Supplied passage
※

I hesitated to respond to the Federalist story. It’s a conservative news magazine that has helped spread COVID-19 misinformation, election fraud lies, and once published an essay defending Roy Moore for dating teens when he was in his thirties, because such an age gap is a good way to have a large family.
But I write for a lot of publications myself and wouldn’t always agree with the dumbest thing some publication I wrote for had also published, so let’s look at the piece itself.
The essay referencing my work was written by someone who says she moved to Moscow to join the church after “the Covid debacle, our pastors marched with Black Lives Matter and required masks for worship. We were devastated.” The author says she has enjoyed time with the Wilson family socially. In some ways, this makes her an interesting source from within a community I have covered who might have unique insights. She also makes clear her vantage point is one that remains comfortably aligned with her church leadership.
There are three main threads of critique that she raised that I thought could be useful to unpack, for this reader or any who comes with similar skepticism.
First, the author notes that I describe how I initially heard about Moscow from a person who did not seem well and whom I did not see as a good source. He was scared, maybe paranoid. I included this scene and my own skepticism upon getting to know this world of stories to illustrate that I wasn’t eager, coming in, to believe wholesale what I was hearing. I thought it was valuable to show, in this part of the book and as a cast to other sections, that while I am open to listen, I do not simply believe.
I thought it important to demonstrate that the reader too, is welcome to come in with their own skeptical lens. And ultimately, I included this example, because that’s how it happened. I was telling a true story about what I was told and how I suspected what I was being told was not the whole story—or might be false altogether.
I wanted to place bounds around what appeared to me to be credible and what didn’t, so when I did share information from sources I do deem credible, those lines would be clear.

※

Supplied information
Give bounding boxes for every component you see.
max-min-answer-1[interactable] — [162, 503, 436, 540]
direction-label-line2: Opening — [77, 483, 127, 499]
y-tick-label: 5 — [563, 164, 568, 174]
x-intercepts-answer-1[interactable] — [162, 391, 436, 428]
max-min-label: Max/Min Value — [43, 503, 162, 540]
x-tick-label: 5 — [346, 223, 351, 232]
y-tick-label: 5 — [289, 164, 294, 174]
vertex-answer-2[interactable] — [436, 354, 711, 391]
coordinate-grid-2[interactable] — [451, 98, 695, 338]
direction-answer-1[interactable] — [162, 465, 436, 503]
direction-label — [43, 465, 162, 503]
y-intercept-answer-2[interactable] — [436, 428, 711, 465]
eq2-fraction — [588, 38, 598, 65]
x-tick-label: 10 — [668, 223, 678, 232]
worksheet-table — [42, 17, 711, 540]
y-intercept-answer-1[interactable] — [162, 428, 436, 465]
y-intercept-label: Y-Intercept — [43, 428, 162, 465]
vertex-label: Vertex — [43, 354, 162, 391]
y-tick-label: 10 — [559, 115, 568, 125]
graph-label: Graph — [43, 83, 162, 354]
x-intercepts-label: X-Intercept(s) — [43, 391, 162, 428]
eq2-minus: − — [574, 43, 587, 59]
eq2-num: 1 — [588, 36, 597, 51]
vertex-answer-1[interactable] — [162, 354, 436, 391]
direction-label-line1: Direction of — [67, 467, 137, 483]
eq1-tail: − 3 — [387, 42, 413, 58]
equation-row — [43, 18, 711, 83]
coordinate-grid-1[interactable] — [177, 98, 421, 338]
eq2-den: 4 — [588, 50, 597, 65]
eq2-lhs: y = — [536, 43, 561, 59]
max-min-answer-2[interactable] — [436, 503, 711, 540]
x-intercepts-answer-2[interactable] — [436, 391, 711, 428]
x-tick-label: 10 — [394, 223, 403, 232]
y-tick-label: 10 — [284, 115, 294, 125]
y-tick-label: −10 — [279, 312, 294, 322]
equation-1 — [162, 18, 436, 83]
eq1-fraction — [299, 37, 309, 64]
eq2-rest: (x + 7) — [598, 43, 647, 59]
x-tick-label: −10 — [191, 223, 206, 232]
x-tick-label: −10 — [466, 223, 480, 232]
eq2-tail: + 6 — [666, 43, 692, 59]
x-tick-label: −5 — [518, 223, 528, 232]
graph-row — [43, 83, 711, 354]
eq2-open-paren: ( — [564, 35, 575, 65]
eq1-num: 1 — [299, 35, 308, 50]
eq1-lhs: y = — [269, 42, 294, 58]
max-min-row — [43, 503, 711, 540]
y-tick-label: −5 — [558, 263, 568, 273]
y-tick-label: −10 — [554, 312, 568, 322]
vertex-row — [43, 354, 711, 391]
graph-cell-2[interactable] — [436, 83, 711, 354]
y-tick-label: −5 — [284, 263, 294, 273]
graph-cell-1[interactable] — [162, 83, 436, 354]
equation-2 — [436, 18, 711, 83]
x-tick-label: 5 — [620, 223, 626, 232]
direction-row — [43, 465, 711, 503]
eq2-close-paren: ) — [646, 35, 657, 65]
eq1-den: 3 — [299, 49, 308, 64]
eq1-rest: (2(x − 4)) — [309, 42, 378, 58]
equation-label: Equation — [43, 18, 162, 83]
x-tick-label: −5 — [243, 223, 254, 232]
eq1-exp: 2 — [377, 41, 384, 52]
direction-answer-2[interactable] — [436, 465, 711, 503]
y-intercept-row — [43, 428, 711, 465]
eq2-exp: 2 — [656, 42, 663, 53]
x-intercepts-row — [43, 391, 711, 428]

※

Assignment
Pick up the response to the Federalist essay right after its final sentence and keep going in the same first-person voice.

Result
Second, the essay writer complained that I relied on anonymous sources. I should point out that not all my sources were anonymous or asked for pseudonyms, and really, in my broader work on this community, the majority cited were comfortable being named even when it came at great personal cost. I’ll add that I have numerous other sources whom I spoke to on background whose stories I never published, some because they were not ready and others because they feared reprisal. I also interviewed numerous others because I just wanted to talk to many, many people to be sure that what I was hearing was indeed accurate. It’s part of doing your homework.
The decision for a source to go unnamed can be a tough one for a reporter and not a choice I take lightly. Additional credibility for the story can come with more people going on record with their names. Doing so can also change a source’s life forever, and I warn vulnerable sources that this is the case.
It is standard practice across many publications—The Washington Post, The New York Times—that when a source alleges sexual abuse, they are at liberty to go unnamed. This can be especially true when a child is the victim or the victim’s assault, when named, would link to the identity of their children. One of the women I cited in the book had a child as result of rape. When you consider how long things last on the internet, what information a child might find before a parent has time to help prepare them, I think most can understand such policies.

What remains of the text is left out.